-- begin Record excerpts --

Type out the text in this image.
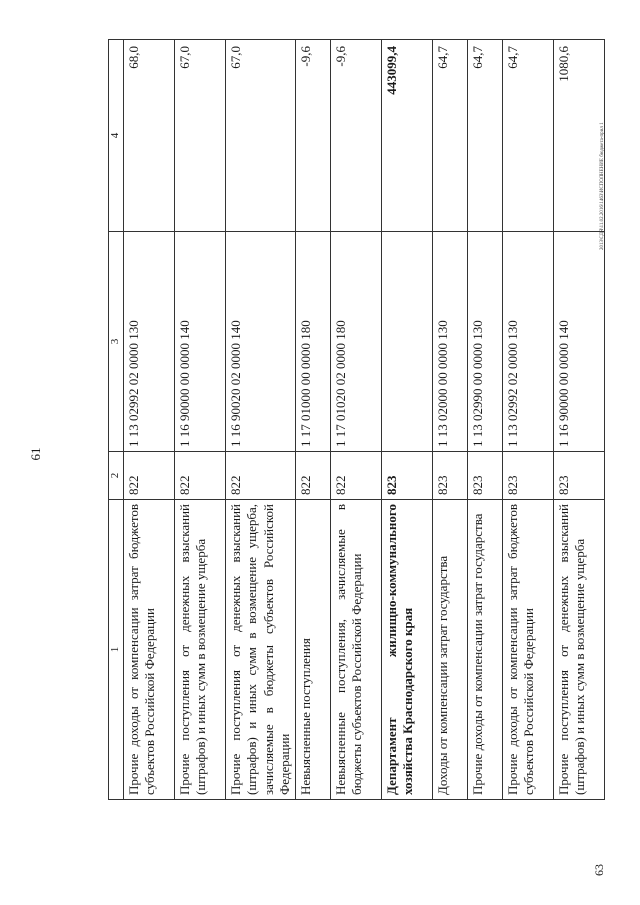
61
1	2	3	4
Прочие доходы от компенсации затрат бюджетов субъектов Российской Федерации	822	1 13 02992 02 0000 130	68,0
Прочие поступления от денежных взысканий (штрафов) и иных сумм в возмещение ущерба	822	1 16 90000 00 0000 140	67,0
Прочие поступления от денежных взысканий (штрафов) и иных сумм в возмещение ущерба, зачисляемые в бюджеты субъектов Российской Федерации	822	1 16 90020 02 0000 140	67,0
Невыясненные поступления	822	1 17 01000 00 0000 180	-9,6
Невыясненные поступления, зачисляемые в бюджеты субъектов Российской Федерации	822	1 17 01020 02 0000 180	-9,6
Департамент жилищно-коммунального хозяйства Краснодарского края	823		443099,4
Доходы от компенсации затрат государства	823	1 13 02000 00 0000 130	64,7
Прочие доходы от компенсации затрат государства	823	1 13 02990 00 0000 130	64,7
Прочие доходы от компенсации затрат бюджетов субъектов Российской Федерации	823	1 13 02992 02 0000 130	64,7
Прочие поступления от денежных взысканий (штрафов) и иных сумм в возмещение ущерба	823	1 16 90000 00 0000 140	1080,6
2013\СДЯ\11.02.2016\1463\ИСПОЛНЕНИЕ бюджета-прил 1
63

-- end Record excerpts --

• _Description of the task_: Copy the data word for word. Pictures do not go in the copy.

• _Exercise output_:
Type out the text in this image.
61
1	2	3	4
Прочие доходы от компенсации затрат бюджетов субъектов Российской Федерации	822	1 13 02992 02 0000 130	68,0
Прочие поступления от денежных взысканий (штрафов) и иных сумм в возмещение ущерба	822	1 16 90000 00 0000 140	67,0
Прочие поступления от денежных взысканий (штрафов) и иных сумм в возмещение ущерба, зачисляемые в бюджеты субъектов Российской Федерации	822	1 16 90020 02 0000 140	67,0
Невыясненные поступления	822	1 17 01000 00 0000 180	-9,6
Невыясненные поступления, зачисляемые в бюджеты субъектов Российской Федерации	822	1 17 01020 02 0000 180	-9,6
Департамент жилищно-коммунального хозяйства Краснодарского края	823		443099,4
Доходы от компенсации затрат государства	823	1 13 02000 00 0000 130	64,7
Прочие доходы от компенсации затрат государства	823	1 13 02990 00 0000 130	64,7
Прочие доходы от компенсации затрат бюджетов субъектов Российской Федерации	823	1 13 02992 02 0000 130	64,7
Прочие поступления от денежных взысканий (штрафов) и иных сумм в возмещение ущерба	823	1 16 90000 00 0000 140	1080,6
2013\СДЯ\11.02.2016\1463\ИСПОЛНЕНИЕ бюджета-прил 1
63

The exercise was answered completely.